* PROBLEM DETAILS
Go through the listing and write out all of it exactly.

* THE INPUT
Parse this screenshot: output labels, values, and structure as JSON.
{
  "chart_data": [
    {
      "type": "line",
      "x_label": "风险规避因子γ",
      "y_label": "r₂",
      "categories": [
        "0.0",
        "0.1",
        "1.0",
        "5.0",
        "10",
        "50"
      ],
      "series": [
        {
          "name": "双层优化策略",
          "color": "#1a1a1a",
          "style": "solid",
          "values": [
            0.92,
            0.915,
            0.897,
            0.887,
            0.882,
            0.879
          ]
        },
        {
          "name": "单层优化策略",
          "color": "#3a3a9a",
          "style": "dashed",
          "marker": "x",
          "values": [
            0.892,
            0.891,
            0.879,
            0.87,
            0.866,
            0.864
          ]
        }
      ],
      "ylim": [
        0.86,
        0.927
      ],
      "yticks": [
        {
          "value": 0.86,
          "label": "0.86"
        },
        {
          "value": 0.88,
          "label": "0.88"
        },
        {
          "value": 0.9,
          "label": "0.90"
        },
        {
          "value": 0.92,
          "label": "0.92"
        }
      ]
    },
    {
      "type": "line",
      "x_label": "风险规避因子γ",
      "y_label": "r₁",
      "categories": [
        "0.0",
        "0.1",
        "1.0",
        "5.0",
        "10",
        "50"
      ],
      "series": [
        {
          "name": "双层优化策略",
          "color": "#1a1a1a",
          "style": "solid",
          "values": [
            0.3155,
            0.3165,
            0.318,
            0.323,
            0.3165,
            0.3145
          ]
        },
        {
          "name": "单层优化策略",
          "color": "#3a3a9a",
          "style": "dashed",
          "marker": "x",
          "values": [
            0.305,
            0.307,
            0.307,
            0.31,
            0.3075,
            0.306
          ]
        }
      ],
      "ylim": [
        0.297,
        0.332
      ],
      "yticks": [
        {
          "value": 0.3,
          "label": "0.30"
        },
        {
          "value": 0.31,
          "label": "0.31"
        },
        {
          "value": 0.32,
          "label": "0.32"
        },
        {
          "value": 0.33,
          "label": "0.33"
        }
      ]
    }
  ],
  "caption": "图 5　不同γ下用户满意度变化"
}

* ANSWER BELOW
Parse this screenshot: output labels, values, and structure as JSON.
{
  "chart_data": [
    {
      "type": "line",
      "x_label": "风险规避因子γ",
      "y_label": "r₂",
      "categories": [
        "0.0",
        "0.1",
        "1.0",
        "5.0",
        "10",
        "50"
      ],
      "series": [
        {
          "name": "双层优化策略",
          "color": "#1a1a1a",
          "style": "solid",
          "values": [
            0.92,
            0.915,
            0.897,
            0.887,
            0.882,
            0.879
          ]
        },
        {
          "name": "单层优化策略",
          "color": "#3a3a9a",
          "style": "dashed",
          "marker": "x",
          "values": [
            0.892,
            0.891,
            0.879,
            0.87,
            0.866,
            0.864
          ]
        }
      ],
      "ylim": [
        0.86,
        0.927
      ],
      "yticks": [
        {
          "value": 0.86,
          "label": "0.86"
        },
        {
          "value": 0.88,
          "label": "0.88"
        },
        {
          "value": 0.9,
          "label": "0.90"
        },
        {
          "value": 0.92,
          "label": "0.92"
        }
      ]
    },
    {
      "type": "line",
      "x_label": "风险规避因子γ",
      "y_label": "r₁",
      "categories": [
        "0.0",
        "0.1",
        "1.0",
        "5.0",
        "10",
        "50"
      ],
      "series": [
        {
          "name": "双层优化策略",
          "color": "#1a1a1a",
          "style": "solid",
          "values": [
            0.3155,
            0.3165,
            0.318,
            0.323,
            0.3165,
            0.3145
          ]
        },
        {
          "name": "单层优化策略",
          "color": "#3a3a9a",
          "style": "dashed",
          "marker": "x",
          "values": [
            0.305,
            0.307,
            0.307,
            0.31,
            0.3075,
            0.306
          ]
        }
      ],
      "ylim": [
        0.297,
        0.332
      ],
      "yticks": [
        {
          "value": 0.3,
          "label": "0.30"
        },
        {
          "value": 0.31,
          "label": "0.31"
        },
        {
          "value": 0.32,
          "label": "0.32"
        },
        {
          "value": 0.33,
          "label": "0.33"
        }
      ]
    }
  ],
  "caption": "图 5　不同γ下用户满意度变化"
}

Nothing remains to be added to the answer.